■ **Task brief**: Scan the data below. Pull out each line where "values" occurs.

■ **Data shown**:
□ □ □
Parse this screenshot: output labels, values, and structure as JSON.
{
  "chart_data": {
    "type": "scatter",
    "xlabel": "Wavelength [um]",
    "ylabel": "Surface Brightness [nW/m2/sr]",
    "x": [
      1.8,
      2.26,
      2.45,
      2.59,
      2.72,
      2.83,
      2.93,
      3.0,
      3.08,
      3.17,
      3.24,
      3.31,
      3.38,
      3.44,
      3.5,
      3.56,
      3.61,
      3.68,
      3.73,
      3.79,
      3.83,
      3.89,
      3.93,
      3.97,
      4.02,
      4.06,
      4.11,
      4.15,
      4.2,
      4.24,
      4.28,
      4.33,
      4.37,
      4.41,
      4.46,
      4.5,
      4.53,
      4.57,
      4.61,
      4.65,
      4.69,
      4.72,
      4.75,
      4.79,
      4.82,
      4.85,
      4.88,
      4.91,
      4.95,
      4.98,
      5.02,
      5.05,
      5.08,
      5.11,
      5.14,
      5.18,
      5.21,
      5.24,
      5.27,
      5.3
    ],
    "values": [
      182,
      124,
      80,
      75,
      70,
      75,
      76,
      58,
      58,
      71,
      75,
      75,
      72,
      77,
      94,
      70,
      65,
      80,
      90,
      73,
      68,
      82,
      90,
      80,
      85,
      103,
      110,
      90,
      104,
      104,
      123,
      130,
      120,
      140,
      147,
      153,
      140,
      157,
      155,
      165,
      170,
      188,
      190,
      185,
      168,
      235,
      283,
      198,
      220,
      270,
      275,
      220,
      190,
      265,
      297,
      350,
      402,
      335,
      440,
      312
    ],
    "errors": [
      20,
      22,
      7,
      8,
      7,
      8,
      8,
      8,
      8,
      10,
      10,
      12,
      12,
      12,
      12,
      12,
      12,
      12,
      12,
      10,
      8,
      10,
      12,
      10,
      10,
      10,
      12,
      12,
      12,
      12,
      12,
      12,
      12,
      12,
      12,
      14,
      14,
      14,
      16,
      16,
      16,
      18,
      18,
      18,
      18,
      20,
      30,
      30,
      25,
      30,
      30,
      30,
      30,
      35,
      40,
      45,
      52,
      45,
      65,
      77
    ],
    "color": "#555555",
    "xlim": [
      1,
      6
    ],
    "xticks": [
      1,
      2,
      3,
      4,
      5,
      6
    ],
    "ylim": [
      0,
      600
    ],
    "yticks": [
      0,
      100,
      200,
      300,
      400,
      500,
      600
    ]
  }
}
□ □ □
■ **Answer in full**:
Parse this screenshot: output labels, values, and structure as JSON.
    "values": [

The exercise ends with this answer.